[Extracted records]
===============

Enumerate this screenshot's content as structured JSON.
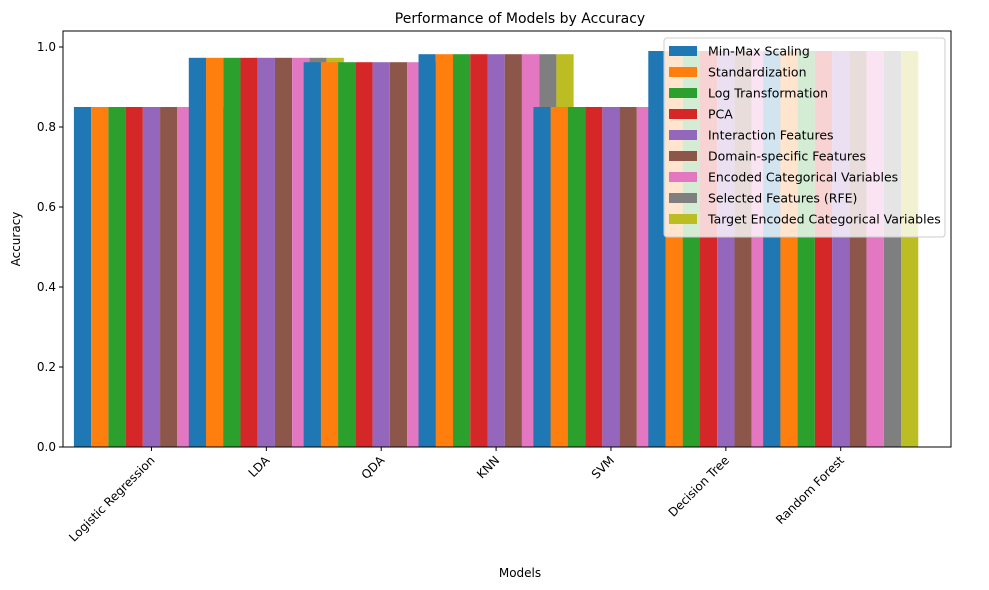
{
  "chart_data": {
    "type": "bar",
    "title": "Performance of Models by Accuracy",
    "xlabel": "Models",
    "ylabel": "Accuracy",
    "ylim": [
      0,
      1.04
    ],
    "yticks": [
      "0.0",
      "0.2",
      "0.4",
      "0.6",
      "0.8",
      "1.0"
    ],
    "ytick_values": [
      0.0,
      0.2,
      0.4,
      0.6,
      0.8,
      1.0
    ],
    "categories": [
      "Logistic Regression",
      "LDA",
      "QDA",
      "KNN",
      "SVM",
      "Decision Tree",
      "Random Forest"
    ],
    "legend_position": "top-right",
    "series": [
      {
        "name": "Min-Max Scaling",
        "color": "#1f77b4",
        "values": [
          0.85,
          0.973,
          0.962,
          0.982,
          0.85,
          0.99,
          0.99
        ]
      },
      {
        "name": "Standardization",
        "color": "#ff7f0e",
        "values": [
          0.85,
          0.973,
          0.962,
          0.982,
          0.85,
          0.99,
          0.99
        ]
      },
      {
        "name": "Log Transformation",
        "color": "#2ca02c",
        "values": [
          0.85,
          0.973,
          0.962,
          0.982,
          0.85,
          0.99,
          0.99
        ]
      },
      {
        "name": "PCA",
        "color": "#d62728",
        "values": [
          0.85,
          0.973,
          0.962,
          0.982,
          0.85,
          0.99,
          0.99
        ]
      },
      {
        "name": "Interaction Features",
        "color": "#9467bd",
        "values": [
          0.85,
          0.973,
          0.962,
          0.982,
          0.85,
          0.99,
          0.99
        ]
      },
      {
        "name": "Domain-specific Features",
        "color": "#8c564b",
        "values": [
          0.85,
          0.973,
          0.962,
          0.982,
          0.85,
          0.99,
          0.99
        ]
      },
      {
        "name": "Encoded Categorical Variables",
        "color": "#e377c2",
        "values": [
          0.85,
          0.973,
          0.962,
          0.982,
          0.85,
          0.99,
          0.99
        ]
      },
      {
        "name": "Selected Features (RFE)",
        "color": "#7f7f7f",
        "values": [
          0.85,
          0.973,
          0.962,
          0.982,
          0.85,
          0.99,
          0.99
        ]
      },
      {
        "name": "Target Encoded Categorical Variables",
        "color": "#bcbd22",
        "values": [
          0.85,
          0.973,
          0.962,
          0.982,
          0.85,
          0.99,
          0.99
        ]
      }
    ]
  }
}
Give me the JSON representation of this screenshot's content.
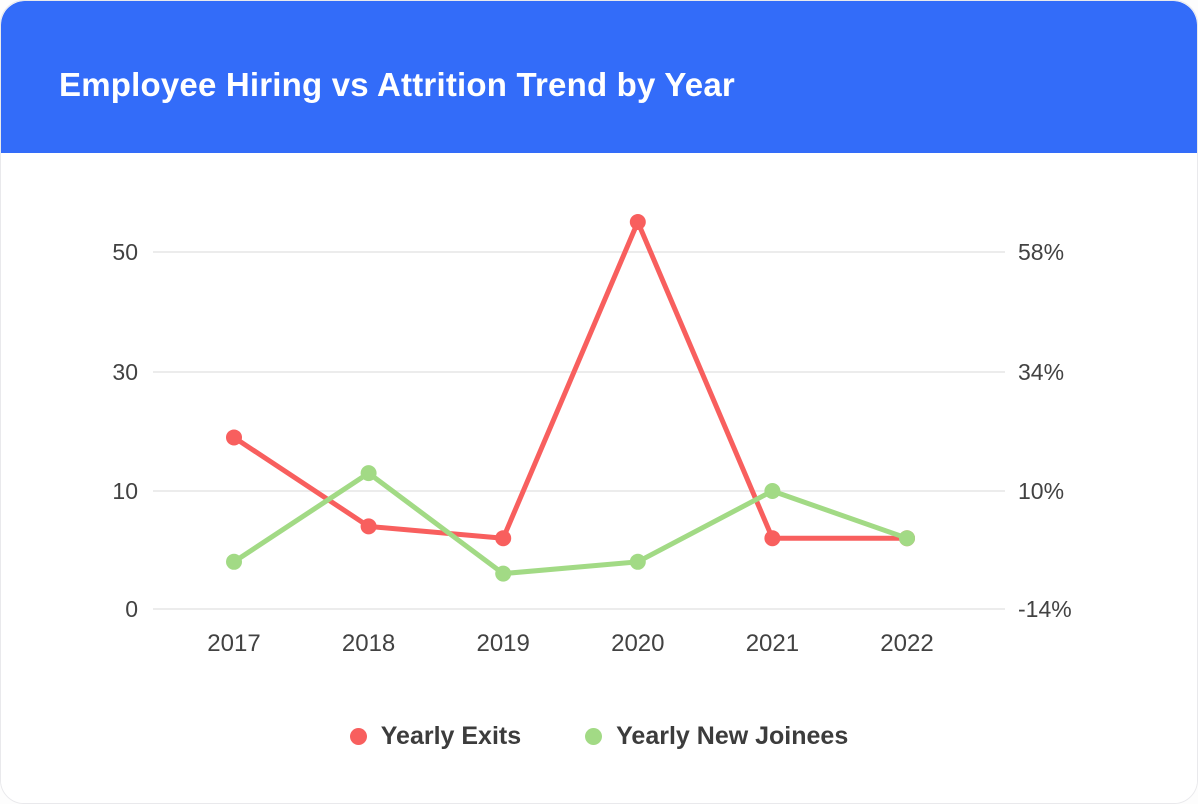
{
  "header": {
    "title": "Employee Hiring vs Attrition Trend by Year"
  },
  "colors": {
    "header_bg": "#336CF9",
    "card_bg": "#FFFFFF",
    "grid_line": "#ECECEC",
    "axis_text": "#424242",
    "legend_text": "#3C3C3C",
    "title_text": "#FFFFFF",
    "exits_line": "#F85F5E",
    "joinees_line": "#A2DA85"
  },
  "chart_data": {
    "type": "line",
    "title": "Employee Hiring vs Attrition Trend by Year",
    "categories": [
      "2017",
      "2018",
      "2019",
      "2020",
      "2021",
      "2022"
    ],
    "series": [
      {
        "name": "Yearly Exits",
        "color": "#F85F5E",
        "values": [
          19,
          7,
          6,
          55,
          6,
          6
        ]
      },
      {
        "name": "Yearly New Joinees",
        "color": "#A2DA85",
        "values": [
          4,
          13,
          3,
          4,
          10,
          6
        ]
      }
    ],
    "left_axis": {
      "tick_labels": [
        "0",
        "10",
        "30",
        "50"
      ],
      "tick_values": [
        0,
        10,
        30,
        50
      ]
    },
    "right_axis": {
      "tick_labels": [
        "-14%",
        "10%",
        "34%",
        "58%"
      ]
    },
    "grid": "horizontal-only",
    "marker": "circle",
    "legend_position": "bottom"
  }
}
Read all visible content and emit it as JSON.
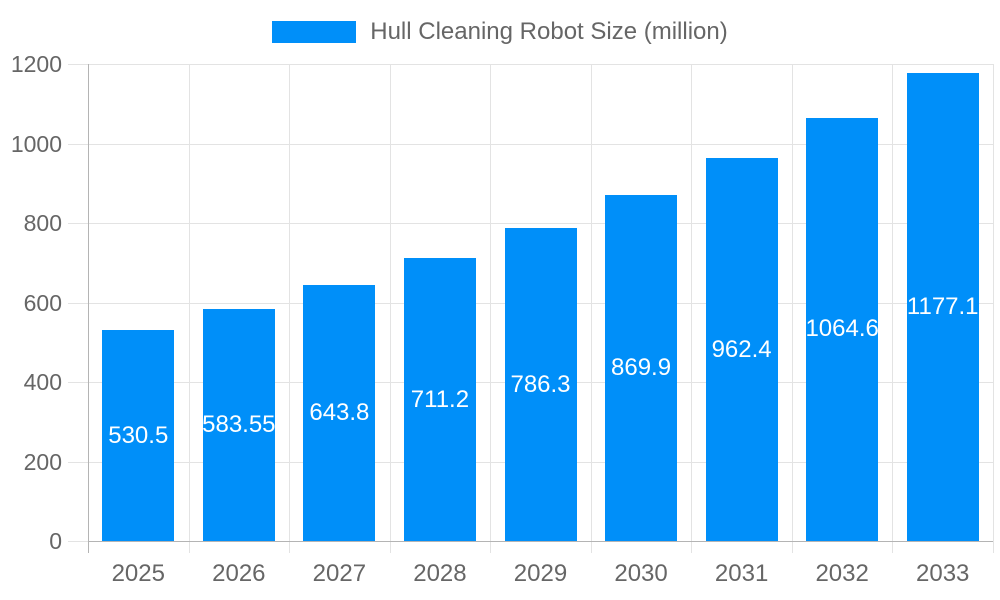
{
  "legend": {
    "label": "Hull Cleaning Robot Size (million)"
  },
  "colors": {
    "bar": "#008FF9",
    "axis_text": "#666666",
    "grid_line": "#e3e3e3",
    "axis_line": "#b4b4b4",
    "value_label": "#ffffff",
    "background": "#ffffff"
  },
  "chart_data": {
    "type": "bar",
    "title": "Hull Cleaning Robot Size (million)",
    "categories": [
      "2025",
      "2026",
      "2027",
      "2028",
      "2029",
      "2030",
      "2031",
      "2032",
      "2033"
    ],
    "values": [
      530.5,
      583.55,
      643.8,
      711.2,
      786.3,
      869.9,
      962.4,
      1064.6,
      1177.1
    ],
    "value_labels": [
      "530.5",
      "583.55",
      "643.8",
      "711.2",
      "786.3",
      "869.9",
      "962.4",
      "1064.6",
      "1177.1"
    ],
    "xlabel": "",
    "ylabel": "",
    "ylim": [
      0,
      1200
    ],
    "ytick_step": 200,
    "ytick_labels": [
      "0",
      "200",
      "400",
      "600",
      "800",
      "1000",
      "1200"
    ],
    "grid": true,
    "legend_position": "top",
    "series_name": "Hull Cleaning Robot Size (million)"
  }
}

===============

Task directions:
Output each line exactly; omit every picture.

Solution to this problem:
Enumerate this screenshot's content as structured JSON.
{
  "chart_data": {
    "type": "bar",
    "title": "Performance of Models by Accuracy",
    "xlabel": "Models",
    "ylabel": "Accuracy",
    "ylim": [
      0,
      1.04
    ],
    "yticks": [
      "0.0",
      "0.2",
      "0.4",
      "0.6",
      "0.8",
      "1.0"
    ],
    "ytick_values": [
      0.0,
      0.2,
      0.4,
      0.6,
      0.8,
      1.0
    ],
    "categories": [
      "Logistic Regression",
      "LDA",
      "QDA",
      "KNN",
      "SVM",
      "Decision Tree",
      "Random Forest"
    ],
    "legend_position": "top-right",
    "series": [
      {
        "name": "Min-Max Scaling",
        "color": "#1f77b4",
        "values": [
          0.85,
          0.973,
          0.962,
          0.982,
          0.85,
          0.99,
          0.99
        ]
      },
      {
        "name": "Standardization",
        "color": "#ff7f0e",
        "values": [
          0.85,
          0.973,
          0.962,
          0.982,
          0.85,
          0.99,
          0.99
        ]
      },
      {
        "name": "Log Transformation",
        "color": "#2ca02c",
        "values": [
          0.85,
          0.973,
          0.962,
          0.982,
          0.85,
          0.99,
          0.99
        ]
      },
      {
        "name": "PCA",
        "color": "#d62728",
        "values": [
          0.85,
          0.973,
          0.962,
          0.982,
          0.85,
          0.99,
          0.99
        ]
      },
      {
        "name": "Interaction Features",
        "color": "#9467bd",
        "values": [
          0.85,
          0.973,
          0.962,
          0.982,
          0.85,
          0.99,
          0.99
        ]
      },
      {
        "name": "Domain-specific Features",
        "color": "#8c564b",
        "values": [
          0.85,
          0.973,
          0.962,
          0.982,
          0.85,
          0.99,
          0.99
        ]
      },
      {
        "name": "Encoded Categorical Variables",
        "color": "#e377c2",
        "values": [
          0.85,
          0.973,
          0.962,
          0.982,
          0.85,
          0.99,
          0.99
        ]
      },
      {
        "name": "Selected Features (RFE)",
        "color": "#7f7f7f",
        "values": [
          0.85,
          0.973,
          0.962,
          0.982,
          0.85,
          0.99,
          0.99
        ]
      },
      {
        "name": "Target Encoded Categorical Variables",
        "color": "#bcbd22",
        "values": [
          0.85,
          0.973,
          0.962,
          0.982,
          0.85,
          0.99,
          0.99
        ]
      }
    ]
  }
}
Give me the JSON representation of this screenshot's content.
{
  "header": {
    "title": "Employee Hiring vs Attrition Trend by Year"
  },
  "colors": {
    "header_bg": "#336CF9",
    "card_bg": "#FFFFFF",
    "grid_line": "#ECECEC",
    "axis_text": "#424242",
    "legend_text": "#3C3C3C",
    "title_text": "#FFFFFF",
    "exits_line": "#F85F5E",
    "joinees_line": "#A2DA85"
  },
  "chart_data": {
    "type": "line",
    "title": "Employee Hiring vs Attrition Trend by Year",
    "categories": [
      "2017",
      "2018",
      "2019",
      "2020",
      "2021",
      "2022"
    ],
    "series": [
      {
        "name": "Yearly Exits",
        "color": "#F85F5E",
        "values": [
          19,
          7,
          6,
          55,
          6,
          6
        ]
      },
      {
        "name": "Yearly New Joinees",
        "color": "#A2DA85",
        "values": [
          4,
          13,
          3,
          4,
          10,
          6
        ]
      }
    ],
    "left_axis": {
      "tick_labels": [
        "0",
        "10",
        "30",
        "50"
      ],
      "tick_values": [
        0,
        10,
        30,
        50
      ]
    },
    "right_axis": {
      "tick_labels": [
        "-14%",
        "10%",
        "34%",
        "58%"
      ]
    },
    "grid": "horizontal-only",
    "marker": "circle",
    "legend_position": "bottom"
  }
}
Read all visible content and emit it as JSON.
{
  "legend": {
    "label": "Hull Cleaning Robot Size (million)"
  },
  "colors": {
    "bar": "#008FF9",
    "axis_text": "#666666",
    "grid_line": "#e3e3e3",
    "axis_line": "#b4b4b4",
    "value_label": "#ffffff",
    "background": "#ffffff"
  },
  "chart_data": {
    "type": "bar",
    "title": "Hull Cleaning Robot Size (million)",
    "categories": [
      "2025",
      "2026",
      "2027",
      "2028",
      "2029",
      "2030",
      "2031",
      "2032",
      "2033"
    ],
    "values": [
      530.5,
      583.55,
      643.8,
      711.2,
      786.3,
      869.9,
      962.4,
      1064.6,
      1177.1
    ],
    "value_labels": [
      "530.5",
      "583.55",
      "643.8",
      "711.2",
      "786.3",
      "869.9",
      "962.4",
      "1064.6",
      "1177.1"
    ],
    "xlabel": "",
    "ylabel": "",
    "ylim": [
      0,
      1200
    ],
    "ytick_step": 200,
    "ytick_labels": [
      "0",
      "200",
      "400",
      "600",
      "800",
      "1000",
      "1200"
    ],
    "grid": true,
    "legend_position": "top",
    "series_name": "Hull Cleaning Robot Size (million)"
  }
}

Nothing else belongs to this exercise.